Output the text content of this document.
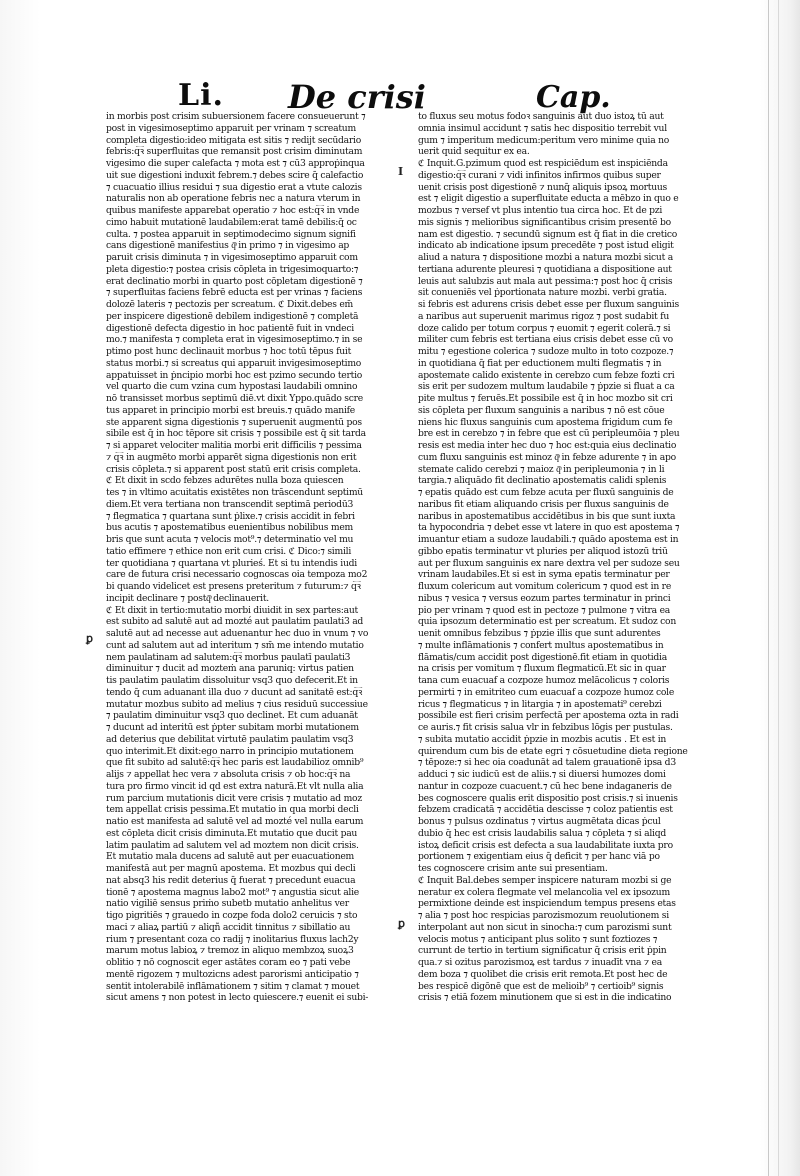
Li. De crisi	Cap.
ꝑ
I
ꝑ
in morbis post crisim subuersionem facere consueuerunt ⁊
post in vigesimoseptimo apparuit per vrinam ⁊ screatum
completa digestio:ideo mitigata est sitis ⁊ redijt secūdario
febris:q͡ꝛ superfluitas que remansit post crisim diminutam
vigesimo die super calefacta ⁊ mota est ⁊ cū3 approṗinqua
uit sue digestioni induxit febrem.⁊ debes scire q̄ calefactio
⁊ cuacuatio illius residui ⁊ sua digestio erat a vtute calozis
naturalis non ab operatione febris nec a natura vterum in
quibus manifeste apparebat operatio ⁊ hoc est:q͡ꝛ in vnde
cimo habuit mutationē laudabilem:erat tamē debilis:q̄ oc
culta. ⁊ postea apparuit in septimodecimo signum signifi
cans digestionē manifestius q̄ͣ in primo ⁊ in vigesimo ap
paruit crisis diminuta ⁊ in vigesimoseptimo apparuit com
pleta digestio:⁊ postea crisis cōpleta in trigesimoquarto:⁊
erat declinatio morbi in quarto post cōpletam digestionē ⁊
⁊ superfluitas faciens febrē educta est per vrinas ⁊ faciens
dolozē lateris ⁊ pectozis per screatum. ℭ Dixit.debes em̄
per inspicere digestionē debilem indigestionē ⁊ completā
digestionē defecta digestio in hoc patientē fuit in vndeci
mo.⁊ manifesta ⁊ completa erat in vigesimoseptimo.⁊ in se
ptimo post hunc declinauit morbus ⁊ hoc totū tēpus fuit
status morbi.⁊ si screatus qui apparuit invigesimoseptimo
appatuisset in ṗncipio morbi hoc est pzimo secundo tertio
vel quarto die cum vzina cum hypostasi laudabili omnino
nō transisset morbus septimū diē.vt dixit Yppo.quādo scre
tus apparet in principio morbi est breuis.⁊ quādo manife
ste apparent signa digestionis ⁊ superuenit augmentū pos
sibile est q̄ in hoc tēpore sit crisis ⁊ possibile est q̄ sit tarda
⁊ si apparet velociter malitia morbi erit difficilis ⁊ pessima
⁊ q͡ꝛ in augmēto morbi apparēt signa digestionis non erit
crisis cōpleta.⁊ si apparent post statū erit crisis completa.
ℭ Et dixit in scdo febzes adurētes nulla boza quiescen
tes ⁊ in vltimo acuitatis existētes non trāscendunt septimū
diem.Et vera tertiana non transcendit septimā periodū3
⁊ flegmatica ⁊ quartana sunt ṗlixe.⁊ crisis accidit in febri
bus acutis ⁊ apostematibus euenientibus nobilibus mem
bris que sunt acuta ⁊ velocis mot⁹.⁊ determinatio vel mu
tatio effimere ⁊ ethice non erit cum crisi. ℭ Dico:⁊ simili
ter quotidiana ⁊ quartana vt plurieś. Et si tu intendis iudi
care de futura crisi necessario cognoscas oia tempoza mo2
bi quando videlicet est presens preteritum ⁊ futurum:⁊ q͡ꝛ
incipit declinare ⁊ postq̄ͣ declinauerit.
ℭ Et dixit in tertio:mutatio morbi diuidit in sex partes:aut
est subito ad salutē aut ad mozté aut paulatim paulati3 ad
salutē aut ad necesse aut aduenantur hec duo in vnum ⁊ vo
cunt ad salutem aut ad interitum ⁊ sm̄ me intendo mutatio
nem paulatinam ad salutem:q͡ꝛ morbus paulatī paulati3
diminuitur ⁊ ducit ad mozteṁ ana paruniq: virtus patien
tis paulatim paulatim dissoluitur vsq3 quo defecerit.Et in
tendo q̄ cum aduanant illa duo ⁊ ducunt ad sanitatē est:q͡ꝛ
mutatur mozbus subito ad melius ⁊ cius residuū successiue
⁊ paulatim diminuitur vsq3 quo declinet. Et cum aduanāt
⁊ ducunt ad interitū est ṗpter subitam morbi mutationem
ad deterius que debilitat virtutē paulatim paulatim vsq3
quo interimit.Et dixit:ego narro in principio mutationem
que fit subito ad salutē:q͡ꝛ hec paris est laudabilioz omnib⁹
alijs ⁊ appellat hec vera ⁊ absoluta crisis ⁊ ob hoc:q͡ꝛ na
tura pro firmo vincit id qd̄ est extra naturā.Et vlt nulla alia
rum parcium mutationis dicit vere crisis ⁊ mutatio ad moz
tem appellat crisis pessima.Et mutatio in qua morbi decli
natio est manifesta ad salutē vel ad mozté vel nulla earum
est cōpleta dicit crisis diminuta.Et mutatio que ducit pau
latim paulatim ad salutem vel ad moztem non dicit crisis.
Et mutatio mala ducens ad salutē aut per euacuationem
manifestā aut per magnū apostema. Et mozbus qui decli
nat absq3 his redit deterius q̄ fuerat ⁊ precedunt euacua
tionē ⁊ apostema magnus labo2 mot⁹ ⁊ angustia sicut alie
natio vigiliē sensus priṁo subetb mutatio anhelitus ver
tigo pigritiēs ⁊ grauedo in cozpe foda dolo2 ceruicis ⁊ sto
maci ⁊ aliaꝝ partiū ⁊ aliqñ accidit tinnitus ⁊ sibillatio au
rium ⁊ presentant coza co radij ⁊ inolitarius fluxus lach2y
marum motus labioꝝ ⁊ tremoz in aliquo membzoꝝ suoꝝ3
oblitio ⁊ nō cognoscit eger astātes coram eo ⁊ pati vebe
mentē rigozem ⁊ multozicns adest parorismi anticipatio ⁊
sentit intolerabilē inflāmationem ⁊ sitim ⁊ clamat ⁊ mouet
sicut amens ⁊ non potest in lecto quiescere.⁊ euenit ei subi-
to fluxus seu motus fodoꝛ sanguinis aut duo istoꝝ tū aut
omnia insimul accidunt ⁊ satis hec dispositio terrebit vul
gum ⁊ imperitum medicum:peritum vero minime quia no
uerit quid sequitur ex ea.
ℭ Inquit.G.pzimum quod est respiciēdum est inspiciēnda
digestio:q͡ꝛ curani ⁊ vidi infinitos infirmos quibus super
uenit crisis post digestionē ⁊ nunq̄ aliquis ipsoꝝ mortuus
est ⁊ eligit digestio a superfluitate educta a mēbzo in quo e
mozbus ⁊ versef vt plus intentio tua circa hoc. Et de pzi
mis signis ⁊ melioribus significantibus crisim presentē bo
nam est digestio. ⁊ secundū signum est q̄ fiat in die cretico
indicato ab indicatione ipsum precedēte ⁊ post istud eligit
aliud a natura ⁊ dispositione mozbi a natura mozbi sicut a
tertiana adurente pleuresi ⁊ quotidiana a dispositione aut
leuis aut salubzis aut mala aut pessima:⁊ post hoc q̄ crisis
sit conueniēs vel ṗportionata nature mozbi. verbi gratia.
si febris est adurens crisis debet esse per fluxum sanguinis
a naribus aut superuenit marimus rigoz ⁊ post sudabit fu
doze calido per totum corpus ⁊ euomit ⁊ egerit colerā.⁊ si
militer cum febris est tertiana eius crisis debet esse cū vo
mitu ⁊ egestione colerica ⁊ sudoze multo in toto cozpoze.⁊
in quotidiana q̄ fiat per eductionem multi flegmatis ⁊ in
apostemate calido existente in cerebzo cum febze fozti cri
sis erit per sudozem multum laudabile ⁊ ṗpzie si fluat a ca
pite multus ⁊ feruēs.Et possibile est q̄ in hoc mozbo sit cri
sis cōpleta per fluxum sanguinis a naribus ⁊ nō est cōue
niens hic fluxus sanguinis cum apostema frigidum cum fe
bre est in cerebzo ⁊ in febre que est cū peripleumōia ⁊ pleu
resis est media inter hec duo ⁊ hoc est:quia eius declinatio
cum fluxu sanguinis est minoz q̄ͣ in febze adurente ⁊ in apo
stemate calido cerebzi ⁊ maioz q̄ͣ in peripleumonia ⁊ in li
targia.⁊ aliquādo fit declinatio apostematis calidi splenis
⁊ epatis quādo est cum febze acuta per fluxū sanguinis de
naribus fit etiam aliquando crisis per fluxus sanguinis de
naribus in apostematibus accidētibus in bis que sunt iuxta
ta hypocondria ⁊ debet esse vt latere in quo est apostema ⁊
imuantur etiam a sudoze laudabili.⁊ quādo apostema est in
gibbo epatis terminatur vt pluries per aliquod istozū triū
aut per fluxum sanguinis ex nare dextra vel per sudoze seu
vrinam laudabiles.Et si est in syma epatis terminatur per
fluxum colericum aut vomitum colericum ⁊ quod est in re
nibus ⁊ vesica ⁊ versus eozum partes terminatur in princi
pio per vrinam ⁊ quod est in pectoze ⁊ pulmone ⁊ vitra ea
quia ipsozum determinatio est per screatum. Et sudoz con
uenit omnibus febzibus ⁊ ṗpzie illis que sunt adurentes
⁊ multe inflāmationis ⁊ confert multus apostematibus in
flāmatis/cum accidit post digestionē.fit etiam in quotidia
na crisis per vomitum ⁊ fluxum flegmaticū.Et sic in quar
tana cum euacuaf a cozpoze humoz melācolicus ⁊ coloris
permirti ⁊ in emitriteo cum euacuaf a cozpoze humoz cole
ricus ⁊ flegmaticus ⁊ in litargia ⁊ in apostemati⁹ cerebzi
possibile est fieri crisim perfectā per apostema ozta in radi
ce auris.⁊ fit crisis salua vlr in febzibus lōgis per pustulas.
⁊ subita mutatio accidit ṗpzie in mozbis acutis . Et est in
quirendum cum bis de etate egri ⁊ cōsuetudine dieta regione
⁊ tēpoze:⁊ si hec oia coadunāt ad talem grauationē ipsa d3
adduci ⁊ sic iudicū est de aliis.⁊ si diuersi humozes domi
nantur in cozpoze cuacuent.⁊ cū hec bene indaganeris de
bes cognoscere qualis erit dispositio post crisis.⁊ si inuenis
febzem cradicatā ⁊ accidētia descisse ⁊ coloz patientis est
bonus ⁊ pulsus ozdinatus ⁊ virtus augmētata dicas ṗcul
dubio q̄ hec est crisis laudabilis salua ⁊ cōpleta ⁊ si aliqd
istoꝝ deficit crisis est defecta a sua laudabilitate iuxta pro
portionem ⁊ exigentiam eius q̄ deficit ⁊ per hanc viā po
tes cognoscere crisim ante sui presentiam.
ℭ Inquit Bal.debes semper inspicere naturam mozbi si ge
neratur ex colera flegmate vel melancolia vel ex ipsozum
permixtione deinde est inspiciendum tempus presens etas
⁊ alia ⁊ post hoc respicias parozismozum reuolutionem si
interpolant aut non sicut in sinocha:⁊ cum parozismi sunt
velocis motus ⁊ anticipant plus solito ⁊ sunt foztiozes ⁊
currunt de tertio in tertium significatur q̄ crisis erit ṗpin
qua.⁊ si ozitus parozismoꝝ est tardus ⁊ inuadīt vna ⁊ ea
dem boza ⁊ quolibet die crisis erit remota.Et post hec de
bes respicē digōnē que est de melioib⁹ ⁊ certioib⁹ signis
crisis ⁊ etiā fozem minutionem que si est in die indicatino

━━━━━━━━━━

Read the data above. Pull out each line in which the string "multus" appears.

pite multus ⁊ feruēs.Et possibile est q̄ in hoc mozbo sit cri
⁊ multe inflāmationis ⁊ confert multus apostematibus in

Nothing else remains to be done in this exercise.